• _TASK REQUIREMENTS_:
Search the material and gather each line with "freelance" in it.
== DATA ENTRIES ==
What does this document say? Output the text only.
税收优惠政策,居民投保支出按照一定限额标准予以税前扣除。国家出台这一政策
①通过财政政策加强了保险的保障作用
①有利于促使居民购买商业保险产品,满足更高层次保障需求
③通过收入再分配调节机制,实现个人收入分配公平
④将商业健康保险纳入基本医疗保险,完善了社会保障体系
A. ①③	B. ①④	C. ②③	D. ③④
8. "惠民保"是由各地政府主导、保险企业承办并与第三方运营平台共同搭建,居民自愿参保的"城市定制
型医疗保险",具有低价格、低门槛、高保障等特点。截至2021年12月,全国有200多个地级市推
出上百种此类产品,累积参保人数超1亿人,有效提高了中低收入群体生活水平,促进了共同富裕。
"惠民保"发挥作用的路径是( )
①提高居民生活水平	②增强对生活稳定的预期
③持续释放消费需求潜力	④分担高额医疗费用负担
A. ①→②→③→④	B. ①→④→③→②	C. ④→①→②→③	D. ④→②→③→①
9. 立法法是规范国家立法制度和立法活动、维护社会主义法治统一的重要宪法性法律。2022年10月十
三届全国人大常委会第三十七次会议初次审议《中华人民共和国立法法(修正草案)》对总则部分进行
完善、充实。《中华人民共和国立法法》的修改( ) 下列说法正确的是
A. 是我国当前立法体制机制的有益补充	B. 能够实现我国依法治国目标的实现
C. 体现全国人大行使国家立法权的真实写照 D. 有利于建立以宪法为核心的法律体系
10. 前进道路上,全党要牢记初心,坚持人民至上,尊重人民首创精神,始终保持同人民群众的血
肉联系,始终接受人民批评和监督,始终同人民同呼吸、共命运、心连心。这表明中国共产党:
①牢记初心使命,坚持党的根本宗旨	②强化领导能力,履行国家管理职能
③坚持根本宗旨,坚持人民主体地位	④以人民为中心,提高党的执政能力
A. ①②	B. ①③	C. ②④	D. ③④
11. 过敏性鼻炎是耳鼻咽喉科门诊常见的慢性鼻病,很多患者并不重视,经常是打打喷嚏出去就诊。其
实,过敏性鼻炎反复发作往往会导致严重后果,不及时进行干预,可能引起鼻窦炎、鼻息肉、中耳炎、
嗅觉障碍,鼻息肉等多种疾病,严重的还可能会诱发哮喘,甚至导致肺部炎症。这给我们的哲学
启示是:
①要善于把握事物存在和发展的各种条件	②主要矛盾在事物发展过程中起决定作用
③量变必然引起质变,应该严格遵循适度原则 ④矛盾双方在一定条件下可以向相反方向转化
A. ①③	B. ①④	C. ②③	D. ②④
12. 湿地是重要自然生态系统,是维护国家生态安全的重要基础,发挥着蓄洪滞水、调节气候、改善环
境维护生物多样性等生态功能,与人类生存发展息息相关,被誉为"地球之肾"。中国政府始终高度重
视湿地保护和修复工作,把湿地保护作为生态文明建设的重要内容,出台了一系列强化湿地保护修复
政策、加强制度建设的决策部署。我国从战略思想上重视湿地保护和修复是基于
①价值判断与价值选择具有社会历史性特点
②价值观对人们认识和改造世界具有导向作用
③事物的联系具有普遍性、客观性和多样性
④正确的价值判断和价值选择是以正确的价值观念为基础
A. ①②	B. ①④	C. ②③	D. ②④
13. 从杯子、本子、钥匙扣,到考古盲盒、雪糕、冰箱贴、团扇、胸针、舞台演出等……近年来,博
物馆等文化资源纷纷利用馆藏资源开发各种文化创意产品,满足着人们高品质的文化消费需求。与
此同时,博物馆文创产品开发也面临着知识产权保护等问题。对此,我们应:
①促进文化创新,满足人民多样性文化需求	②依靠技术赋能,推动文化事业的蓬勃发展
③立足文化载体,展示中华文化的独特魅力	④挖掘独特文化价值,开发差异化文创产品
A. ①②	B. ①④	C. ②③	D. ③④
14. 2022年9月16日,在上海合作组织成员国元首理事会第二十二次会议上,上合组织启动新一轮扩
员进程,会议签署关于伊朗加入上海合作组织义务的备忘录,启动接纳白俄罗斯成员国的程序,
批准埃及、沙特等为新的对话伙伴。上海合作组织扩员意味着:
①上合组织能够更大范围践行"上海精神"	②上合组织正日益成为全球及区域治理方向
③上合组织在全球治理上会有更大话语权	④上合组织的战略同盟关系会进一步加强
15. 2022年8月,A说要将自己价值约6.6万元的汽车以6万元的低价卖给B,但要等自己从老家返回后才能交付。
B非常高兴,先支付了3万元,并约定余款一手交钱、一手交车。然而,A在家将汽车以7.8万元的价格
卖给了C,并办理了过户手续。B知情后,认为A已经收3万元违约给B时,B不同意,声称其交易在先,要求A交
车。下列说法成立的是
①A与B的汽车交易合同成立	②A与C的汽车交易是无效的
===
== DATA ENTRIES ==
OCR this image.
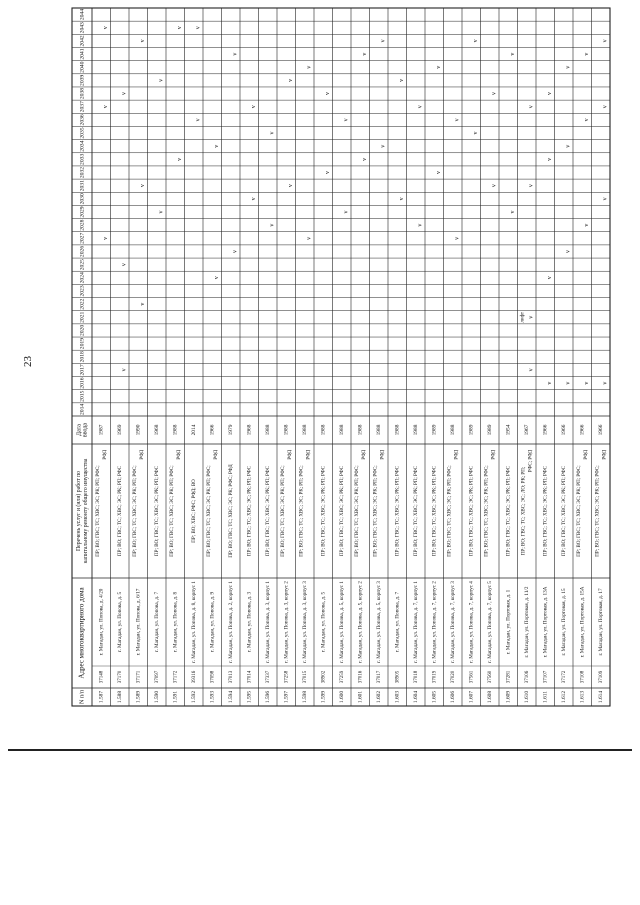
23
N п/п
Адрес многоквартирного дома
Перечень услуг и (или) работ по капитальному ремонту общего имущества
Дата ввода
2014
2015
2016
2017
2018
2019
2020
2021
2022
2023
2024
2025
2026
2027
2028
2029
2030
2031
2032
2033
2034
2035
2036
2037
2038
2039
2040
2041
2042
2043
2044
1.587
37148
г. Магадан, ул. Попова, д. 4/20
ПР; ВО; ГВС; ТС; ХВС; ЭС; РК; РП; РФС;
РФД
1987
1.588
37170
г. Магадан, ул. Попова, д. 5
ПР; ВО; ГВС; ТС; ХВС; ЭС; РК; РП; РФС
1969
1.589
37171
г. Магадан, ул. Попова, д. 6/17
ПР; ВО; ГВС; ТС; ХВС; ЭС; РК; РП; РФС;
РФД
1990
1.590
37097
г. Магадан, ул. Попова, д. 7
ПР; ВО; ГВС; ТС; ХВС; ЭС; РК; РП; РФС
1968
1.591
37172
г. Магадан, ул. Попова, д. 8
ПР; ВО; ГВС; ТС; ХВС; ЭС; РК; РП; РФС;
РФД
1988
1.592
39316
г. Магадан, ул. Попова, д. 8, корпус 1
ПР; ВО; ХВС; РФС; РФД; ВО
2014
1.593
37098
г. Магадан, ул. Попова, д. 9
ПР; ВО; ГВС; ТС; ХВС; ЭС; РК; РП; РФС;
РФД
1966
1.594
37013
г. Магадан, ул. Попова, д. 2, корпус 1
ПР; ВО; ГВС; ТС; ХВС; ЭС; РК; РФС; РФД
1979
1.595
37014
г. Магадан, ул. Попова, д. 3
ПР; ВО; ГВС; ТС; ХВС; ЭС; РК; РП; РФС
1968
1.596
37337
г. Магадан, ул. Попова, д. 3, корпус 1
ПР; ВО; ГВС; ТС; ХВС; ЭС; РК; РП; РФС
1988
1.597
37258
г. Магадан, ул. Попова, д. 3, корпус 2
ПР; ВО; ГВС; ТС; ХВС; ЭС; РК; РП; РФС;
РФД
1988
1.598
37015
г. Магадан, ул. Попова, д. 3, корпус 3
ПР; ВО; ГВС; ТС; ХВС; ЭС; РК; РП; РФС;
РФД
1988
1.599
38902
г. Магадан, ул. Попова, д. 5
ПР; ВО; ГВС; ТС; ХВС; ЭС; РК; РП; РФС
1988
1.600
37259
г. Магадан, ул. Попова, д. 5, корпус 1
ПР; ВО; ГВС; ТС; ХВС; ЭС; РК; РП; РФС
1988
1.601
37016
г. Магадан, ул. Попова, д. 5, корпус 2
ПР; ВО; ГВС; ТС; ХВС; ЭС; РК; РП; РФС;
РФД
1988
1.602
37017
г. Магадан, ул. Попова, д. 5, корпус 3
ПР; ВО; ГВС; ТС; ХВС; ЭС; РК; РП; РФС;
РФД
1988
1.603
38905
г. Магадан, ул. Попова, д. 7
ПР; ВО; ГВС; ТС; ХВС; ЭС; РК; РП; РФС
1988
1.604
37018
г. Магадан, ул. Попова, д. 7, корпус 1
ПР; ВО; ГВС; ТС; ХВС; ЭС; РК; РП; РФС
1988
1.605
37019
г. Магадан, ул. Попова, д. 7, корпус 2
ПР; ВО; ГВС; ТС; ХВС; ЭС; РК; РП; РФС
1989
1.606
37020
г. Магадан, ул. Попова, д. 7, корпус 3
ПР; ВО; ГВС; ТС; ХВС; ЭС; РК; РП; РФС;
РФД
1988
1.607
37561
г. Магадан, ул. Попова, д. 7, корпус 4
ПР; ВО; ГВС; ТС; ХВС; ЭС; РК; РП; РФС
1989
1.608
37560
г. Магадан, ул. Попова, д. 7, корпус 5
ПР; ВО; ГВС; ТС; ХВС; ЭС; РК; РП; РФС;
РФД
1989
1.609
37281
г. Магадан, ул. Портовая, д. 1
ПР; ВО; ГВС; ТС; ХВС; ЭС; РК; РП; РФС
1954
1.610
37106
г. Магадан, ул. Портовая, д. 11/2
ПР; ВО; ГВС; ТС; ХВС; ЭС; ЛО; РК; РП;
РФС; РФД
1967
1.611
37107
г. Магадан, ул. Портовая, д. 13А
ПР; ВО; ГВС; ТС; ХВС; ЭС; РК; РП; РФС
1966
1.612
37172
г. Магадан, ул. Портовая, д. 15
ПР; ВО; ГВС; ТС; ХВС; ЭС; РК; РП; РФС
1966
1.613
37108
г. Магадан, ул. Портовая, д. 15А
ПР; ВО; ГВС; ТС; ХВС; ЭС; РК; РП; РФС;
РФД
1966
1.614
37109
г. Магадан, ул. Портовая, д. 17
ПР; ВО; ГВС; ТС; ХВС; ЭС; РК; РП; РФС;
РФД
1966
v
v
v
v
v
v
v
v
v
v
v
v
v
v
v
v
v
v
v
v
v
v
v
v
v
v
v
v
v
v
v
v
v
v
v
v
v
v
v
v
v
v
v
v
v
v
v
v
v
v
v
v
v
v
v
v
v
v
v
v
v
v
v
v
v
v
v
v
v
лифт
===
== DATA ENTRIES ==
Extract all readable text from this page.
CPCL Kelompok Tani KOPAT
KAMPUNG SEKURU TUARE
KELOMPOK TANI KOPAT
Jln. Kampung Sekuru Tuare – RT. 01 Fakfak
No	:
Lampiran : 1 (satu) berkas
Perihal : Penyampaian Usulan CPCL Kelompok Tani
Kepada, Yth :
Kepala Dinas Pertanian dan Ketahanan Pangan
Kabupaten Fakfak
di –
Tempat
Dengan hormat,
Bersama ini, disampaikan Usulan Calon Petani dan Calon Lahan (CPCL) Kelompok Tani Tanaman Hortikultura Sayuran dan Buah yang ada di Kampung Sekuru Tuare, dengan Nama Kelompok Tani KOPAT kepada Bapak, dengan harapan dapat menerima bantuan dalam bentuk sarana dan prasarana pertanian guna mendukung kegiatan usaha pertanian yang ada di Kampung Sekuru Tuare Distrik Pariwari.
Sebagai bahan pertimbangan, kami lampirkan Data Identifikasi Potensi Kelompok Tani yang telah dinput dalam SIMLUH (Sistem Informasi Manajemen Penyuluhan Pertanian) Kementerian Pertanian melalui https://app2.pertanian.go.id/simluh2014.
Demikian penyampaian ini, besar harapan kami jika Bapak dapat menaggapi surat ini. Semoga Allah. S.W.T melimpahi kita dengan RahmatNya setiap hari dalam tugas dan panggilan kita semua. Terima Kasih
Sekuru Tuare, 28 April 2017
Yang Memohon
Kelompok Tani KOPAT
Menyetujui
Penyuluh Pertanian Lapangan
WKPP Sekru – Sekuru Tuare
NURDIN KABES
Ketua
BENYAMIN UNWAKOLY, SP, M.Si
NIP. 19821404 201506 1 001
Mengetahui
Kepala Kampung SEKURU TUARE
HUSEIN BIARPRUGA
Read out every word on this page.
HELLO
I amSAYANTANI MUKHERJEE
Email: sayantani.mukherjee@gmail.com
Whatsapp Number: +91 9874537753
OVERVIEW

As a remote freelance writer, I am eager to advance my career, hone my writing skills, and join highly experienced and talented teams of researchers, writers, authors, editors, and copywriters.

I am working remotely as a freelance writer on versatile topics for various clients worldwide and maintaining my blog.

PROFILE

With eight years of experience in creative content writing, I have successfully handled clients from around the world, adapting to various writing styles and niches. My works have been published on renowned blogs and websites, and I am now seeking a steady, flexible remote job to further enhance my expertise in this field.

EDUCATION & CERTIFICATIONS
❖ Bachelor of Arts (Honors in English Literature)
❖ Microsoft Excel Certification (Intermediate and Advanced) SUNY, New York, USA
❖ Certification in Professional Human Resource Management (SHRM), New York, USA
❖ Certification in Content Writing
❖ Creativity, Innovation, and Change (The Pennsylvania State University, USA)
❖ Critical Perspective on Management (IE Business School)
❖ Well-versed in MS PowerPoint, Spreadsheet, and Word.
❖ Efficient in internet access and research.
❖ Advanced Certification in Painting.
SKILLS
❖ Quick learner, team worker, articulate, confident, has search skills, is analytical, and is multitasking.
===
• _FULL ANSWER_:
As a remote freelance writer, I am eager to advance my career, hone my writing skills, and join highly experienced and talented teams of researchers, writers, authors, editors, and copywriters.
I am working remotely as a freelance writer on versatile topics for various clients worldwide and maintaining my blog.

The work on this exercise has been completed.